**TASK DESCRIPTION**
Return the whole listing exactly as it stands.
start
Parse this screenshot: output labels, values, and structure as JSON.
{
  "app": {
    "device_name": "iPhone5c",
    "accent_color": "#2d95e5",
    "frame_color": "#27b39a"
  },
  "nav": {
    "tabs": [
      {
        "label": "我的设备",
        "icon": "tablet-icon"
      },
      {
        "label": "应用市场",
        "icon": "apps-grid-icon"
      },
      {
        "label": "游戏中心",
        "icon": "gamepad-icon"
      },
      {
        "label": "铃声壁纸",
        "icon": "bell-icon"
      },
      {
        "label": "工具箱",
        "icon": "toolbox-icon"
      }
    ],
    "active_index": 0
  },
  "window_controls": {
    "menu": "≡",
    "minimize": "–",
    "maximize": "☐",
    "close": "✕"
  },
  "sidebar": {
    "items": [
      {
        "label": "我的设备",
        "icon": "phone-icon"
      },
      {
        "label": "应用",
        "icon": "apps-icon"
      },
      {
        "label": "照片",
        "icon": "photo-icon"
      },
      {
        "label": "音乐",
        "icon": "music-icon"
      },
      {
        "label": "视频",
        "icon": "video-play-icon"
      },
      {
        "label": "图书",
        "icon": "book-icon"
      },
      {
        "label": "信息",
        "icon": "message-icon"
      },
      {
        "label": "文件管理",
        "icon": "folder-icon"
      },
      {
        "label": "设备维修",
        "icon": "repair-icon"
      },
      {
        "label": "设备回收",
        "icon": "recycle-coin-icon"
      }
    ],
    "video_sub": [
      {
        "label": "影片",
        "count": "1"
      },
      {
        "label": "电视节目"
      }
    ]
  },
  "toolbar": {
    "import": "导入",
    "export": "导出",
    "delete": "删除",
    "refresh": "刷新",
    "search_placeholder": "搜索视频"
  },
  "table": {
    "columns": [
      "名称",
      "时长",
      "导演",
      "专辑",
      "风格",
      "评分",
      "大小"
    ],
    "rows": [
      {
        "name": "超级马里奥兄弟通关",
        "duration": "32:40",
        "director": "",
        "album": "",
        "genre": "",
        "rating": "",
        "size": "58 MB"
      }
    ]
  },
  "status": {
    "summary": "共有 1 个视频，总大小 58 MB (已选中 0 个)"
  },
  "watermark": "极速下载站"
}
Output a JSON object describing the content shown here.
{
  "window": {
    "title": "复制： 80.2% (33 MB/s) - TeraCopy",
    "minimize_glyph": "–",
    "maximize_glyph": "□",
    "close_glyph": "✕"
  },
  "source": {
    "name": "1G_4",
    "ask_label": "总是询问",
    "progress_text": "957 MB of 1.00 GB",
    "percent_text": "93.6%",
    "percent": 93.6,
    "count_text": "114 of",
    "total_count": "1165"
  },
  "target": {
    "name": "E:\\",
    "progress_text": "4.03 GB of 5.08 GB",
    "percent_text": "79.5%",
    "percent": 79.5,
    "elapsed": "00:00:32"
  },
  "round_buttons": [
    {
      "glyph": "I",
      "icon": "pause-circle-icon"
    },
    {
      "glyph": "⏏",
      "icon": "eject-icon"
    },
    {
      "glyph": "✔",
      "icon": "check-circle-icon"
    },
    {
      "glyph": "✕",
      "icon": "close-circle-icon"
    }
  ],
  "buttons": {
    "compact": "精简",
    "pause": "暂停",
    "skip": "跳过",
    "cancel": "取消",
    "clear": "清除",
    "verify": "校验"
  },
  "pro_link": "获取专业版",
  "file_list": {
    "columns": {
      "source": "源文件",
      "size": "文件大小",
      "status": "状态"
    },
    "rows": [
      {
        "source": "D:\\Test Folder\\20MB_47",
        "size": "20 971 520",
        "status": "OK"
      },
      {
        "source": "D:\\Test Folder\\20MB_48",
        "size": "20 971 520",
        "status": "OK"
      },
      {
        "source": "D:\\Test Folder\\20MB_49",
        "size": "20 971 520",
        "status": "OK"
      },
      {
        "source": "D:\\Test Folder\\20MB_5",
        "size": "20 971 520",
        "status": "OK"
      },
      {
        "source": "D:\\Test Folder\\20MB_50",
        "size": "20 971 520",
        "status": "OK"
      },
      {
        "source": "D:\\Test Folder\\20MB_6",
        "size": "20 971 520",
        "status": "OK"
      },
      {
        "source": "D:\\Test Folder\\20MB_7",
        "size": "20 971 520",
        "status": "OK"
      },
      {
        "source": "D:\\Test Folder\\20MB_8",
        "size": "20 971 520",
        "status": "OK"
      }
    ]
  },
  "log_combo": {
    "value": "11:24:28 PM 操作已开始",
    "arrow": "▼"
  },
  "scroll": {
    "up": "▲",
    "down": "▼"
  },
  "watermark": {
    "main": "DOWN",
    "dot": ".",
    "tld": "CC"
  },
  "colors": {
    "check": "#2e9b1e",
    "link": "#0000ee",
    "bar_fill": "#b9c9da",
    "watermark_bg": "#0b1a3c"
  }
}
end
**CORRECT RESPONSE**
Parse this screenshot: output labels, values, and structure as JSON.
{
  "app": {
    "device_name": "iPhone5c",
    "accent_color": "#2d95e5",
    "frame_color": "#27b39a"
  },
  "nav": {
    "tabs": [
      {
        "label": "我的设备",
        "icon": "tablet-icon"
      },
      {
        "label": "应用市场",
        "icon": "apps-grid-icon"
      },
      {
        "label": "游戏中心",
        "icon": "gamepad-icon"
      },
      {
        "label": "铃声壁纸",
        "icon": "bell-icon"
      },
      {
        "label": "工具箱",
        "icon": "toolbox-icon"
      }
    ],
    "active_index": 0
  },
  "window_controls": {
    "menu": "≡",
    "minimize": "–",
    "maximize": "☐",
    "close": "✕"
  },
  "sidebar": {
    "items": [
      {
        "label": "我的设备",
        "icon": "phone-icon"
      },
      {
        "label": "应用",
        "icon": "apps-icon"
      },
      {
        "label": "照片",
        "icon": "photo-icon"
      },
      {
        "label": "音乐",
        "icon": "music-icon"
      },
      {
        "label": "视频",
        "icon": "video-play-icon"
      },
      {
        "label": "图书",
        "icon": "book-icon"
      },
      {
        "label": "信息",
        "icon": "message-icon"
      },
      {
        "label": "文件管理",
        "icon": "folder-icon"
      },
      {
        "label": "设备维修",
        "icon": "repair-icon"
      },
      {
        "label": "设备回收",
        "icon": "recycle-coin-icon"
      }
    ],
    "video_sub": [
      {
        "label": "影片",
        "count": "1"
      },
      {
        "label": "电视节目"
      }
    ]
  },
  "toolbar": {
    "import": "导入",
    "export": "导出",
    "delete": "删除",
    "refresh": "刷新",
    "search_placeholder": "搜索视频"
  },
  "table": {
    "columns": [
      "名称",
      "时长",
      "导演",
      "专辑",
      "风格",
      "评分",
      "大小"
    ],
    "rows": [
      {
        "name": "超级马里奥兄弟通关",
        "duration": "32:40",
        "director": "",
        "album": "",
        "genre": "",
        "rating": "",
        "size": "58 MB"
      }
    ]
  },
  "status": {
    "summary": "共有 1 个视频，总大小 58 MB (已选中 0 个)"
  },
  "watermark": "极速下载站"
}
Output a JSON object describing the content shown here.
{
  "window": {
    "title": "复制： 80.2% (33 MB/s) - TeraCopy",
    "minimize_glyph": "–",
    "maximize_glyph": "□",
    "close_glyph": "✕"
  },
  "source": {
    "name": "1G_4",
    "ask_label": "总是询问",
    "progress_text": "957 MB of 1.00 GB",
    "percent_text": "93.6%",
    "percent": 93.6,
    "count_text": "114 of",
    "total_count": "1165"
  },
  "target": {
    "name": "E:\\",
    "progress_text": "4.03 GB of 5.08 GB",
    "percent_text": "79.5%",
    "percent": 79.5,
    "elapsed": "00:00:32"
  },
  "round_buttons": [
    {
      "glyph": "I",
      "icon": "pause-circle-icon"
    },
    {
      "glyph": "⏏",
      "icon": "eject-icon"
    },
    {
      "glyph": "✔",
      "icon": "check-circle-icon"
    },
    {
      "glyph": "✕",
      "icon": "close-circle-icon"
    }
  ],
  "buttons": {
    "compact": "精简",
    "pause": "暂停",
    "skip": "跳过",
    "cancel": "取消",
    "clear": "清除",
    "verify": "校验"
  },
  "pro_link": "获取专业版",
  "file_list": {
    "columns": {
      "source": "源文件",
      "size": "文件大小",
      "status": "状态"
    },
    "rows": [
      {
        "source": "D:\\Test Folder\\20MB_47",
        "size": "20 971 520",
        "status": "OK"
      },
      {
        "source": "D:\\Test Folder\\20MB_48",
        "size": "20 971 520",
        "status": "OK"
      },
      {
        "source": "D:\\Test Folder\\20MB_49",
        "size": "20 971 520",
        "status": "OK"
      },
      {
        "source": "D:\\Test Folder\\20MB_5",
        "size": "20 971 520",
        "status": "OK"
      },
      {
        "source": "D:\\Test Folder\\20MB_50",
        "size": "20 971 520",
        "status": "OK"
      },
      {
        "source": "D:\\Test Folder\\20MB_6",
        "size": "20 971 520",
        "status": "OK"
      },
      {
        "source": "D:\\Test Folder\\20MB_7",
        "size": "20 971 520",
        "status": "OK"
      },
      {
        "source": "D:\\Test Folder\\20MB_8",
        "size": "20 971 520",
        "status": "OK"
      }
    ]
  },
  "log_combo": {
    "value": "11:24:28 PM 操作已开始",
    "arrow": "▼"
  },
  "scroll": {
    "up": "▲",
    "down": "▼"
  },
  "watermark": {
    "main": "DOWN",
    "dot": ".",
    "tld": "CC"
  },
  "colors": {
    "check": "#2e9b1e",
    "link": "#0000ee",
    "bar_fill": "#b9c9da",
    "watermark_bg": "#0b1a3c"
  }
}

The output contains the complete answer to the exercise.